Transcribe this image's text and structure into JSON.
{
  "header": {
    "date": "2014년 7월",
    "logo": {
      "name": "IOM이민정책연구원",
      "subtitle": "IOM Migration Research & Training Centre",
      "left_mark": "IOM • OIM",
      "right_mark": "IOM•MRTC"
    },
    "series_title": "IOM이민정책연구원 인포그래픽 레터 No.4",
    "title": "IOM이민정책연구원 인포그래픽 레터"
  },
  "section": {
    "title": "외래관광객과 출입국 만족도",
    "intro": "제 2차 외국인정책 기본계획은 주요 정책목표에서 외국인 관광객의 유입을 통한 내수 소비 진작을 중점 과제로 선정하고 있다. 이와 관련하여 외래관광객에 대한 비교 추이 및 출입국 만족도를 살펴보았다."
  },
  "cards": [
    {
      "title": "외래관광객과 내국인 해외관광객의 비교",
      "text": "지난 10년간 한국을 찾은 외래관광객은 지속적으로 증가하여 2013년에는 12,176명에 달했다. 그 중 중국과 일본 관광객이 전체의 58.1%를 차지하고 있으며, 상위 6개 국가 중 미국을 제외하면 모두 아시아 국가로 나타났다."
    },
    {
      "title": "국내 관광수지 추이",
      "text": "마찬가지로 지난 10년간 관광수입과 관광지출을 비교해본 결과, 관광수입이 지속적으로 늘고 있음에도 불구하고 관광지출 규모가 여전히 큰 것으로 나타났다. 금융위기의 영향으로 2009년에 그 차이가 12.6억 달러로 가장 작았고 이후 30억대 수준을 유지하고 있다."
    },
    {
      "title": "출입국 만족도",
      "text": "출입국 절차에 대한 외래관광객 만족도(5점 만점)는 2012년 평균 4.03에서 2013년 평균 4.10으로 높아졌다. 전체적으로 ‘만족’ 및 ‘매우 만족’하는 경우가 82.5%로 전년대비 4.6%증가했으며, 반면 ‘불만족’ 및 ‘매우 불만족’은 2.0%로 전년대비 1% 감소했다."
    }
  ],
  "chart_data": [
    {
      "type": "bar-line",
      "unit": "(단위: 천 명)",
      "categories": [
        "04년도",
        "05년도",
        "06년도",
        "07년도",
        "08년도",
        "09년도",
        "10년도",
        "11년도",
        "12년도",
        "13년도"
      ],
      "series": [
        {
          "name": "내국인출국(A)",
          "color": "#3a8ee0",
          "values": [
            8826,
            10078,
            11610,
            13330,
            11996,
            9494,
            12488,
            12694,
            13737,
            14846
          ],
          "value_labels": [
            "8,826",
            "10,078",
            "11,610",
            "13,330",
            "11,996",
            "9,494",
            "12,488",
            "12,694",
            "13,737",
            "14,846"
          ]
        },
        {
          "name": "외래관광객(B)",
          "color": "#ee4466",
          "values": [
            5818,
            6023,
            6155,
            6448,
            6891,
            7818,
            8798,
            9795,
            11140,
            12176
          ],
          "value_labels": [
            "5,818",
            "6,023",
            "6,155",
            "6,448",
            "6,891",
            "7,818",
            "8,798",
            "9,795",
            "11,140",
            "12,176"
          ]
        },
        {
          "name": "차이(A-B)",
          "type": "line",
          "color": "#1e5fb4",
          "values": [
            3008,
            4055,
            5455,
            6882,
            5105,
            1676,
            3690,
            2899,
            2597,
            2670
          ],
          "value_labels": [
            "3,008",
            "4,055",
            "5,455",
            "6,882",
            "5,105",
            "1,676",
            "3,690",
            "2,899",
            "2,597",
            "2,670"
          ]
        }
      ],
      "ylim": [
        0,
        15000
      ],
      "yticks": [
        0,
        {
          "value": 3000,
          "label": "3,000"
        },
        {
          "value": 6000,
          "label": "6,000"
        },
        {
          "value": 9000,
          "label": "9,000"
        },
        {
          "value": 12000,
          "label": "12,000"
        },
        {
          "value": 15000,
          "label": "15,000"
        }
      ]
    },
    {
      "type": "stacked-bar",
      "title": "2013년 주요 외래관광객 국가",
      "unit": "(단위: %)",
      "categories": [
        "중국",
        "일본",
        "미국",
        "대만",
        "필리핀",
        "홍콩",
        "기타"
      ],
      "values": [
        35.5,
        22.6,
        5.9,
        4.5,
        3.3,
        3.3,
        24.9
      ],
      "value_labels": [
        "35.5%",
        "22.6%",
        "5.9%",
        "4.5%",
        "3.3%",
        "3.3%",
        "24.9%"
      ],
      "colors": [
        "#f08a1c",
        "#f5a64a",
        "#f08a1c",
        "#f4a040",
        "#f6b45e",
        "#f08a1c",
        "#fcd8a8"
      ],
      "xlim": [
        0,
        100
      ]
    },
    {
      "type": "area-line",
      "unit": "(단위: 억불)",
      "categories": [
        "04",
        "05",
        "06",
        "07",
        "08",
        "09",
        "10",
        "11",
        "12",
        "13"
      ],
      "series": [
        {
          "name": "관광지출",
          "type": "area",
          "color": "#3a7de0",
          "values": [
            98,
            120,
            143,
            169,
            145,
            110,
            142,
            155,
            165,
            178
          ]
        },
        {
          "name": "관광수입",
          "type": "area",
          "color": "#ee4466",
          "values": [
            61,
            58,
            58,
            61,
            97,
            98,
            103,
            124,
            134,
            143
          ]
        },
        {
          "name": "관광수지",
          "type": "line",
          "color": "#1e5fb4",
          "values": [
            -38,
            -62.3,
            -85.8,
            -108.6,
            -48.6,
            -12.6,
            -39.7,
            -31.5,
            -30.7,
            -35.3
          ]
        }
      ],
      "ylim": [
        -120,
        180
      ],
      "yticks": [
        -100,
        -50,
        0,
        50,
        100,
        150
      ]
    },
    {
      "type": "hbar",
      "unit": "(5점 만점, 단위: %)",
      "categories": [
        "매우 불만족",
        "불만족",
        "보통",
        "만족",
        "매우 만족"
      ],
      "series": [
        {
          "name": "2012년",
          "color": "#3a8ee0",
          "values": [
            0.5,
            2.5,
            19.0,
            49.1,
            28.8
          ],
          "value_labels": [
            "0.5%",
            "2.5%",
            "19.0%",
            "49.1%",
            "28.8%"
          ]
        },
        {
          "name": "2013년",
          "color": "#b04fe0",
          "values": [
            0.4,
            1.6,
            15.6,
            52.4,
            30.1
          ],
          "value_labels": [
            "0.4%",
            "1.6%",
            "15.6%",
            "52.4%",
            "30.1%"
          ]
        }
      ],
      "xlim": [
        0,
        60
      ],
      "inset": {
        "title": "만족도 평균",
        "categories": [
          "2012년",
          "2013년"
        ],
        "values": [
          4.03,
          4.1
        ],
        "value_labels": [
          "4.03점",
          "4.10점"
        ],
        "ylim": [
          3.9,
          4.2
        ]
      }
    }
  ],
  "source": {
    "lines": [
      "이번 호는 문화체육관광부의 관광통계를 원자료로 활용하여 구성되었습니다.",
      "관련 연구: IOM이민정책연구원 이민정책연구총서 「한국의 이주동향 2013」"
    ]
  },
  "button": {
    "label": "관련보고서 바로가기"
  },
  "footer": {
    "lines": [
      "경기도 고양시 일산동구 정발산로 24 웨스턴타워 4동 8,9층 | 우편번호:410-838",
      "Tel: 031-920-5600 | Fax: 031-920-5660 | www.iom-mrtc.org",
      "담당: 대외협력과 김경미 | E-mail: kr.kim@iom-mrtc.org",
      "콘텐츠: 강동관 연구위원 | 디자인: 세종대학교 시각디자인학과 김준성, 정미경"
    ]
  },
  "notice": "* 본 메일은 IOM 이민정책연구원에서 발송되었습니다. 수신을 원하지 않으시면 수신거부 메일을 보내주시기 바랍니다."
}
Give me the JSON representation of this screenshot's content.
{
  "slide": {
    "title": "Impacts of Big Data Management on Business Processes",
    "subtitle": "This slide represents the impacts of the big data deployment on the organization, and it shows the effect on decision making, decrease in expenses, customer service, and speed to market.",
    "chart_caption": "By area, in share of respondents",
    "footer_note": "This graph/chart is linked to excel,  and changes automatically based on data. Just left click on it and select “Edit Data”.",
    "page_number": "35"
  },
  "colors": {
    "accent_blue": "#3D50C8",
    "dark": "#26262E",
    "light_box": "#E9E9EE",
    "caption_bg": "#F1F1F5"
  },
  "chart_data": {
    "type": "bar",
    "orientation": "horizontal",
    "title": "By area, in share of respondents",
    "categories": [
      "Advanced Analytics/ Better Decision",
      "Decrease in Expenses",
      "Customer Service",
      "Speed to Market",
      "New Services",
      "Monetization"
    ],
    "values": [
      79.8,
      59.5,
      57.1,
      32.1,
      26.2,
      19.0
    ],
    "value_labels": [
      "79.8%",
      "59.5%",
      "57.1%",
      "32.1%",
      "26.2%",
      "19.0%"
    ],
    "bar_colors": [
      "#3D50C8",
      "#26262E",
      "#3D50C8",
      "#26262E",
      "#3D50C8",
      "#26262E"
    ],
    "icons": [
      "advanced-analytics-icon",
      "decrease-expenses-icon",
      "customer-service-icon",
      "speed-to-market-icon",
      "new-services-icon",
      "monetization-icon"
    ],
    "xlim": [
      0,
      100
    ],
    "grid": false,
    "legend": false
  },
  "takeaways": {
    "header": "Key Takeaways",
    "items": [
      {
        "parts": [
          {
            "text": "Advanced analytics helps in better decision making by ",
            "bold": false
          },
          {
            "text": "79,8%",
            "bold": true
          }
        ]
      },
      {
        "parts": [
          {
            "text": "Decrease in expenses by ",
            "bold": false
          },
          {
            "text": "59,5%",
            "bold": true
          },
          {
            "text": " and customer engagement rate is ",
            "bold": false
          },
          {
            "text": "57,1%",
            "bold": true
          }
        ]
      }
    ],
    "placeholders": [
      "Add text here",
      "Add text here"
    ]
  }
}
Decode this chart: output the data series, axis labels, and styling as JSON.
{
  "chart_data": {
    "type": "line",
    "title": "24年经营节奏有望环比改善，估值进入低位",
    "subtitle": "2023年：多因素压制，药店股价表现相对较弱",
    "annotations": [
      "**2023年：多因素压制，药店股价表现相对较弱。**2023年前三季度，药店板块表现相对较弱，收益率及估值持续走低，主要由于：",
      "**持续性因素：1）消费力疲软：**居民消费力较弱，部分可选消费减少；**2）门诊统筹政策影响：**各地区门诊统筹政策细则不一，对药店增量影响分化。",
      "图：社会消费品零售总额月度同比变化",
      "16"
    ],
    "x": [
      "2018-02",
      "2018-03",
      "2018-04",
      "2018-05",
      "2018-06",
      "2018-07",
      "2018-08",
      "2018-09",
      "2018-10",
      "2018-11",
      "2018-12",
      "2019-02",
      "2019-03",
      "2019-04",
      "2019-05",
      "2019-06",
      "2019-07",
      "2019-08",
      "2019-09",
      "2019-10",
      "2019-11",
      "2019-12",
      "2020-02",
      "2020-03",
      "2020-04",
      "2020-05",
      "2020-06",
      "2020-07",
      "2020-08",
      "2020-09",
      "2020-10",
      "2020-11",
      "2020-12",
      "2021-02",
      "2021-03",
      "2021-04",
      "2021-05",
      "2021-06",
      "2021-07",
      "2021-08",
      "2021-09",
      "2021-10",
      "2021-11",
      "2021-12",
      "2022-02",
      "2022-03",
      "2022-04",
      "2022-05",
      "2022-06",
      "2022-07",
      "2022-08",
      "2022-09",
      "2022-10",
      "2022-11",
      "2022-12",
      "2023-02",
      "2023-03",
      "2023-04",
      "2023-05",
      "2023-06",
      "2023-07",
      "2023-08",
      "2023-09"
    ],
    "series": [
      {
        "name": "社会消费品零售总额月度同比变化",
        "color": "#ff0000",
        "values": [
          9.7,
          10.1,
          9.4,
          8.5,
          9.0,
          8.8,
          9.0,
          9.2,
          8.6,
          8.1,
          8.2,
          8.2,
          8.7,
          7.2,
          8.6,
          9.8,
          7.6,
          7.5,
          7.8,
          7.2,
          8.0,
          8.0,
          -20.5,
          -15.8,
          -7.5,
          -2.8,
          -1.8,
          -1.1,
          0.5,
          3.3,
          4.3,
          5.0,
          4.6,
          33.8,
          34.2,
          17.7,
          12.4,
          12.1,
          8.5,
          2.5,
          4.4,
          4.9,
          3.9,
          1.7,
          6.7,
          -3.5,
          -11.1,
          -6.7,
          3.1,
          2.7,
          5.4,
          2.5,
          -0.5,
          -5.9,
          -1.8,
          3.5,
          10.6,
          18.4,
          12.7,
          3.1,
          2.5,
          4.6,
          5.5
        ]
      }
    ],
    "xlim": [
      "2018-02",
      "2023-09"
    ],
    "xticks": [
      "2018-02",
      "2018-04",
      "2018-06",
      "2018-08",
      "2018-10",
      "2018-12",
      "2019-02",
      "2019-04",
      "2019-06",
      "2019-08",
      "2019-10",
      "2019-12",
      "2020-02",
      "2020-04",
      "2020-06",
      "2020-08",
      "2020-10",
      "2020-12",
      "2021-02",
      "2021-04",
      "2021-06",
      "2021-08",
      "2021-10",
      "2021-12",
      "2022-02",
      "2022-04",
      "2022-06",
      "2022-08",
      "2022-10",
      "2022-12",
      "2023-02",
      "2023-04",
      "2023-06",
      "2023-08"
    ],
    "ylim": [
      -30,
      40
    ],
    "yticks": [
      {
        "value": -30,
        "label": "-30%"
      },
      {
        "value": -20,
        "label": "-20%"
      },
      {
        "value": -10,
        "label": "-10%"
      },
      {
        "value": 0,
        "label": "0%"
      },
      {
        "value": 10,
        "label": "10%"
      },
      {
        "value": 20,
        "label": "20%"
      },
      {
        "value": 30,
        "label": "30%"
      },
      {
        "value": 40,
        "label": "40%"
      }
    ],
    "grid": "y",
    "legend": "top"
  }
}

• • • • •

State how many lines of the records above contain the word "slide", and give only that number.

2